Please output the lines shown below exactly as they appear.

§ Input data
^^^^^^^^

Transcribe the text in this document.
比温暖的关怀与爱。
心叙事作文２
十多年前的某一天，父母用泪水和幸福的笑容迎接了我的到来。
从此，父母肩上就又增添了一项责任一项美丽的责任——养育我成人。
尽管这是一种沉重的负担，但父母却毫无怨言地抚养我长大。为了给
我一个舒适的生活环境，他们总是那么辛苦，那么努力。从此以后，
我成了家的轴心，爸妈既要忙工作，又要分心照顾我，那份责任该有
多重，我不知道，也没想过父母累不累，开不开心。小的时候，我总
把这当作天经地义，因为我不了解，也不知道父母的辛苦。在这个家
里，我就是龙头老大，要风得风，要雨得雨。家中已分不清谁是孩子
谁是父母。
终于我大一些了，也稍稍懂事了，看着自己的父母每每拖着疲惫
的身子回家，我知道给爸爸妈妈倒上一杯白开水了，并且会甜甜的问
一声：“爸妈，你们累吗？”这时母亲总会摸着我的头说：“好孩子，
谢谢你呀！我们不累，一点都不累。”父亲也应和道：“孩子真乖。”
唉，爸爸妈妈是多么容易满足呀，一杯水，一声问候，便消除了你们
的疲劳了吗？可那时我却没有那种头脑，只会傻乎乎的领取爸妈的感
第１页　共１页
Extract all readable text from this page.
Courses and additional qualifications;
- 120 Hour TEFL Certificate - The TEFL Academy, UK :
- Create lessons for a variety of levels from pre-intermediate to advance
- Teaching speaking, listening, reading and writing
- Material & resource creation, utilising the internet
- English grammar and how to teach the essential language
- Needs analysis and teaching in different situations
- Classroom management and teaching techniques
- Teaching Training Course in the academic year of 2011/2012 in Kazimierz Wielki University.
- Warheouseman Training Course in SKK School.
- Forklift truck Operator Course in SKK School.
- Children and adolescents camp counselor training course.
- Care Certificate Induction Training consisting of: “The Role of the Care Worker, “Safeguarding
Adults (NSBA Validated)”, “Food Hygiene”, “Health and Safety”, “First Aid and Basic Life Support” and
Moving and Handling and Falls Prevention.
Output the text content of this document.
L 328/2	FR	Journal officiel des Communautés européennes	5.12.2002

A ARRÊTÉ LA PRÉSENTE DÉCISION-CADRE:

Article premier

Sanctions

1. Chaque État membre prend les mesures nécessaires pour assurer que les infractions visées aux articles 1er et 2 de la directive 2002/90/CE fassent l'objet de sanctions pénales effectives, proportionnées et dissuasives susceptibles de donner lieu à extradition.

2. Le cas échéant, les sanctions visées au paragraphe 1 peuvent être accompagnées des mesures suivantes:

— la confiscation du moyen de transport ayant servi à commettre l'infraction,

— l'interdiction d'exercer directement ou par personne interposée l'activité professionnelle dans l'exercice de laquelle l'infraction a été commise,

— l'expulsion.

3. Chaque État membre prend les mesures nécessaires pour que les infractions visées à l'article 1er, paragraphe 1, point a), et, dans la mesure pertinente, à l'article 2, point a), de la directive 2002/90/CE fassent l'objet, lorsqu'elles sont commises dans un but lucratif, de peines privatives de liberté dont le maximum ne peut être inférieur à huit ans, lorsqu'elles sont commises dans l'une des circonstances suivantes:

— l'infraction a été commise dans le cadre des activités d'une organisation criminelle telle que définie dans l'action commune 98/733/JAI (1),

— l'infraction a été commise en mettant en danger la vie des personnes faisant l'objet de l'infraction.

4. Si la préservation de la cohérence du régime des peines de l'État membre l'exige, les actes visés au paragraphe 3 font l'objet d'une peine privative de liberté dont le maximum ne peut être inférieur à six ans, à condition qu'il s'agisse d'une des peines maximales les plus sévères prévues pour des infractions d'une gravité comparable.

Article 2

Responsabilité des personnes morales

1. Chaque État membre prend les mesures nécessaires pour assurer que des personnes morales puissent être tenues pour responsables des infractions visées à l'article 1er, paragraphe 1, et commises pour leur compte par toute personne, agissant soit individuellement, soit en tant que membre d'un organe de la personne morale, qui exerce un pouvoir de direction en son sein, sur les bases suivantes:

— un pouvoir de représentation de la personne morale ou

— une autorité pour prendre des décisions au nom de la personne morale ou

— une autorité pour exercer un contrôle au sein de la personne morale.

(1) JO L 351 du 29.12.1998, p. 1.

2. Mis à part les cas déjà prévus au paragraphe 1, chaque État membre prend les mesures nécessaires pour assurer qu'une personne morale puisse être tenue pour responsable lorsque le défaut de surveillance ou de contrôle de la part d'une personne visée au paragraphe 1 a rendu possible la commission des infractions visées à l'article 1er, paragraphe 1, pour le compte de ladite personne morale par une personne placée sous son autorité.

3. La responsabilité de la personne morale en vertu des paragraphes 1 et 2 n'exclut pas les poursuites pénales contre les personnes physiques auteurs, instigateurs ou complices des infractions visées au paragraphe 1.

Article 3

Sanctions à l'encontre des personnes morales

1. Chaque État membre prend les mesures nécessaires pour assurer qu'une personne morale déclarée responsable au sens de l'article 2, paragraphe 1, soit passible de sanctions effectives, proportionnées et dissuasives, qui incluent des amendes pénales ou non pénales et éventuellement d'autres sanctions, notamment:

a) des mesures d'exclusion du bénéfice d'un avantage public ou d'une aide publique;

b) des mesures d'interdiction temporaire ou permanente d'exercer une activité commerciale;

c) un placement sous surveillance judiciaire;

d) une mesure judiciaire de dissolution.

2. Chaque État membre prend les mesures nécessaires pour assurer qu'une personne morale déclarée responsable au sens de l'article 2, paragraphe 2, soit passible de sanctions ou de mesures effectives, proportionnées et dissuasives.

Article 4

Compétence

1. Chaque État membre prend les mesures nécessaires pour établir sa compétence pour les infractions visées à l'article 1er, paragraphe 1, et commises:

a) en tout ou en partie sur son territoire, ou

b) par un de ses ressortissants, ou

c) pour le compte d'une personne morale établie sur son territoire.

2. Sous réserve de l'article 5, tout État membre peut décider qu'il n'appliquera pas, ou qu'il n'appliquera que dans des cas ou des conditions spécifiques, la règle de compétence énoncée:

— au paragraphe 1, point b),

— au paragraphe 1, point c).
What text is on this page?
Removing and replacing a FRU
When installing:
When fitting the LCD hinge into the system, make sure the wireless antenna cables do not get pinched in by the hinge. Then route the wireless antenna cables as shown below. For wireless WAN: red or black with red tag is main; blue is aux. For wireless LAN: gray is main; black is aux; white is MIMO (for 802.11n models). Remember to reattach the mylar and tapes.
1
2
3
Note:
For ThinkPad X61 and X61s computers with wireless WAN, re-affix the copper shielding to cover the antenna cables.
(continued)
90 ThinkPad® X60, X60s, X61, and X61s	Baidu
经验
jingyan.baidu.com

^^^^^^^^

§ Result for this task
Transcribe the text in this document.
比温暖的关怀与爱。
心叙事作文２
十多年前的某一天，父母用泪水和幸福的笑容迎接了我的到来。
从此，父母肩上就又增添了一项责任一项美丽的责任——养育我成人。
尽管这是一种沉重的负担，但父母却毫无怨言地抚养我长大。为了给
我一个舒适的生活环境，他们总是那么辛苦，那么努力。从此以后，
我成了家的轴心，爸妈既要忙工作，又要分心照顾我，那份责任该有
多重，我不知道，也没想过父母累不累，开不开心。小的时候，我总
把这当作天经地义，因为我不了解，也不知道父母的辛苦。在这个家
里，我就是龙头老大，要风得风，要雨得雨。家中已分不清谁是孩子
谁是父母。
终于我大一些了，也稍稍懂事了，看着自己的父母每每拖着疲惫
的身子回家，我知道给爸爸妈妈倒上一杯白开水了，并且会甜甜的问
一声：“爸妈，你们累吗？”这时母亲总会摸着我的头说：“好孩子，
谢谢你呀！我们不累，一点都不累。”父亲也应和道：“孩子真乖。”
唉，爸爸妈妈是多么容易满足呀，一杯水，一声问候，便消除了你们
的疲劳了吗？可那时我却没有那种头脑，只会傻乎乎的领取爸妈的感
第１页　共１页
Extract all readable text from this page.
Courses and additional qualifications;
- 120 Hour TEFL Certificate - The TEFL Academy, UK :
- Create lessons for a variety of levels from pre-intermediate to advance
- Teaching speaking, listening, reading and writing
- Material & resource creation, utilising the internet
- English grammar and how to teach the essential language
- Needs analysis and teaching in different situations
- Classroom management and teaching techniques
- Teaching Training Course in the academic year of 2011/2012 in Kazimierz Wielki University.
- Warheouseman Training Course in SKK School.
- Forklift truck Operator Course in SKK School.
- Children and adolescents camp counselor training course.
- Care Certificate Induction Training consisting of: “The Role of the Care Worker, “Safeguarding
Adults (NSBA Validated)”, “Food Hygiene”, “Health and Safety”, “First Aid and Basic Life Support” and
Moving and Handling and Falls Prevention.
Output the text content of this document.
L 328/2	FR	Journal officiel des Communautés européennes	5.12.2002

A ARRÊTÉ LA PRÉSENTE DÉCISION-CADRE:

Article premier

Sanctions

1. Chaque État membre prend les mesures nécessaires pour assurer que les infractions visées aux articles 1er et 2 de la directive 2002/90/CE fassent l'objet de sanctions pénales effectives, proportionnées et dissuasives susceptibles de donner lieu à extradition.

2. Le cas échéant, les sanctions visées au paragraphe 1 peuvent être accompagnées des mesures suivantes:

— la confiscation du moyen de transport ayant servi à commettre l'infraction,

— l'interdiction d'exercer directement ou par personne interposée l'activité professionnelle dans l'exercice de laquelle l'infraction a été commise,

— l'expulsion.

3. Chaque État membre prend les mesures nécessaires pour que les infractions visées à l'article 1er, paragraphe 1, point a), et, dans la mesure pertinente, à l'article 2, point a), de la directive 2002/90/CE fassent l'objet, lorsqu'elles sont commises dans un but lucratif, de peines privatives de liberté dont le maximum ne peut être inférieur à huit ans, lorsqu'elles sont commises dans l'une des circonstances suivantes:

— l'infraction a été commise dans le cadre des activités d'une organisation criminelle telle que définie dans l'action commune 98/733/JAI (1),

— l'infraction a été commise en mettant en danger la vie des personnes faisant l'objet de l'infraction.

4. Si la préservation de la cohérence du régime des peines de l'État membre l'exige, les actes visés au paragraphe 3 font l'objet d'une peine privative de liberté dont le maximum ne peut être inférieur à six ans, à condition qu'il s'agisse d'une des peines maximales les plus sévères prévues pour des infractions d'une gravité comparable.

Article 2

Responsabilité des personnes morales

1. Chaque État membre prend les mesures nécessaires pour assurer que des personnes morales puissent être tenues pour responsables des infractions visées à l'article 1er, paragraphe 1, et commises pour leur compte par toute personne, agissant soit individuellement, soit en tant que membre d'un organe de la personne morale, qui exerce un pouvoir de direction en son sein, sur les bases suivantes:

— un pouvoir de représentation de la personne morale ou

— une autorité pour prendre des décisions au nom de la personne morale ou

— une autorité pour exercer un contrôle au sein de la personne morale.

(1) JO L 351 du 29.12.1998, p. 1.

2. Mis à part les cas déjà prévus au paragraphe 1, chaque État membre prend les mesures nécessaires pour assurer qu'une personne morale puisse être tenue pour responsable lorsque le défaut de surveillance ou de contrôle de la part d'une personne visée au paragraphe 1 a rendu possible la commission des infractions visées à l'article 1er, paragraphe 1, pour le compte de ladite personne morale par une personne placée sous son autorité.

3. La responsabilité de la personne morale en vertu des paragraphes 1 et 2 n'exclut pas les poursuites pénales contre les personnes physiques auteurs, instigateurs ou complices des infractions visées au paragraphe 1.

Article 3

Sanctions à l'encontre des personnes morales

1. Chaque État membre prend les mesures nécessaires pour assurer qu'une personne morale déclarée responsable au sens de l'article 2, paragraphe 1, soit passible de sanctions effectives, proportionnées et dissuasives, qui incluent des amendes pénales ou non pénales et éventuellement d'autres sanctions, notamment:

a) des mesures d'exclusion du bénéfice d'un avantage public ou d'une aide publique;

b) des mesures d'interdiction temporaire ou permanente d'exercer une activité commerciale;

c) un placement sous surveillance judiciaire;

d) une mesure judiciaire de dissolution.

2. Chaque État membre prend les mesures nécessaires pour assurer qu'une personne morale déclarée responsable au sens de l'article 2, paragraphe 2, soit passible de sanctions ou de mesures effectives, proportionnées et dissuasives.

Article 4

Compétence

1. Chaque État membre prend les mesures nécessaires pour établir sa compétence pour les infractions visées à l'article 1er, paragraphe 1, et commises:

a) en tout ou en partie sur son territoire, ou

b) par un de ses ressortissants, ou

c) pour le compte d'une personne morale établie sur son territoire.

2. Sous réserve de l'article 5, tout État membre peut décider qu'il n'appliquera pas, ou qu'il n'appliquera que dans des cas ou des conditions spécifiques, la règle de compétence énoncée:

— au paragraphe 1, point b),

— au paragraphe 1, point c).
What text is on this page?
Removing and replacing a FRU
When installing:
When fitting the LCD hinge into the system, make sure the wireless antenna cables do not get pinched in by the hinge. Then route the wireless antenna cables as shown below. For wireless WAN: red or black with red tag is main; blue is aux. For wireless LAN: gray is main; black is aux; white is MIMO (for 802.11n models). Remember to reattach the mylar and tapes.
1
2
3
Note:
For ThinkPad X61 and X61s computers with wireless WAN, re-affix the copper shielding to cover the antenna cables.
(continued)
90 ThinkPad® X60, X60s, X61, and X61s	Baidu
经验
jingyan.baidu.com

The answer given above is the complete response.